Read the listing below and copy out every line that holds "JSON".

━━━

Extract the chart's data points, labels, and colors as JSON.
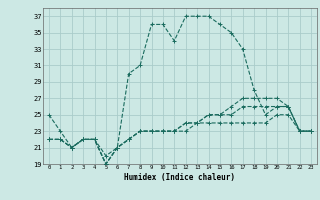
{
  "title": "",
  "xlabel": "Humidex (Indice chaleur)",
  "bg_color": "#cce8e4",
  "grid_color": "#aaccca",
  "line_color": "#1a6b5e",
  "xlim": [
    -0.5,
    23.5
  ],
  "ylim": [
    19,
    38
  ],
  "yticks": [
    19,
    21,
    23,
    25,
    27,
    29,
    31,
    33,
    35,
    37
  ],
  "xticks": [
    0,
    1,
    2,
    3,
    4,
    5,
    6,
    7,
    8,
    9,
    10,
    11,
    12,
    13,
    14,
    15,
    16,
    17,
    18,
    19,
    20,
    21,
    22,
    23
  ],
  "series": [
    {
      "x": [
        0,
        1,
        2,
        3,
        4,
        5,
        6,
        7,
        8,
        9,
        10,
        11,
        12,
        13,
        14,
        15,
        16,
        17,
        18,
        19,
        20,
        21,
        22,
        23
      ],
      "y": [
        25,
        23,
        21,
        22,
        22,
        20,
        21,
        30,
        31,
        36,
        36,
        34,
        37,
        37,
        37,
        36,
        35,
        33,
        28,
        25,
        26,
        26,
        23,
        23
      ]
    },
    {
      "x": [
        0,
        1,
        2,
        3,
        4,
        5,
        6,
        7,
        8,
        9,
        10,
        11,
        12,
        13,
        14,
        15,
        16,
        17,
        18,
        19,
        20,
        21,
        22,
        23
      ],
      "y": [
        22,
        22,
        21,
        22,
        22,
        19,
        21,
        22,
        23,
        23,
        23,
        23,
        23,
        24,
        24,
        24,
        24,
        24,
        24,
        24,
        25,
        25,
        23,
        23
      ]
    },
    {
      "x": [
        0,
        1,
        2,
        3,
        4,
        5,
        6,
        7,
        8,
        9,
        10,
        11,
        12,
        13,
        14,
        15,
        16,
        17,
        18,
        19,
        20,
        21,
        22,
        23
      ],
      "y": [
        22,
        22,
        21,
        22,
        22,
        19,
        21,
        22,
        23,
        23,
        23,
        23,
        24,
        24,
        25,
        25,
        25,
        26,
        26,
        26,
        26,
        26,
        23,
        23
      ]
    },
    {
      "x": [
        0,
        1,
        2,
        3,
        4,
        5,
        6,
        7,
        8,
        9,
        10,
        11,
        12,
        13,
        14,
        15,
        16,
        17,
        18,
        19,
        20,
        21,
        22,
        23
      ],
      "y": [
        22,
        22,
        21,
        22,
        22,
        19,
        21,
        22,
        23,
        23,
        23,
        23,
        24,
        24,
        25,
        25,
        26,
        27,
        27,
        27,
        27,
        26,
        23,
        23
      ]
    }
  ]
}
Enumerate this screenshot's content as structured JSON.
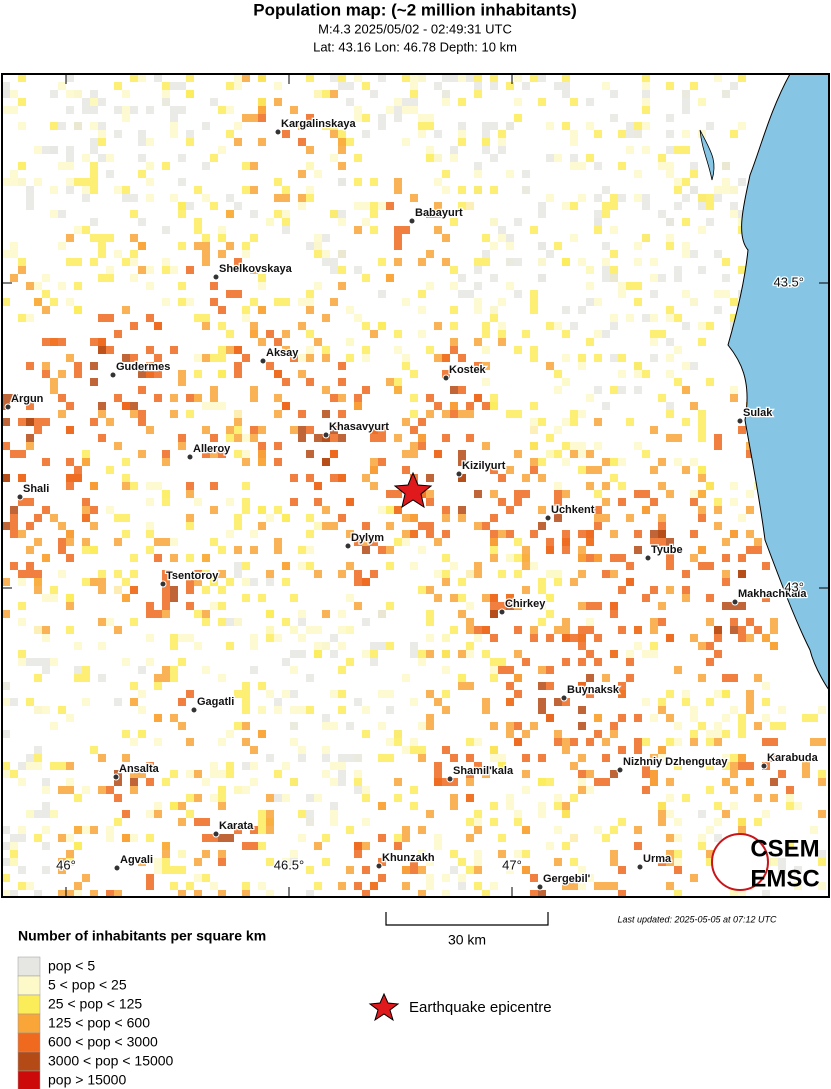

━━━

▶ Exercise answer:
Extract the chart's data points, labels, and colors as JSON.
Enumerate this screenshot's content as structured JSON.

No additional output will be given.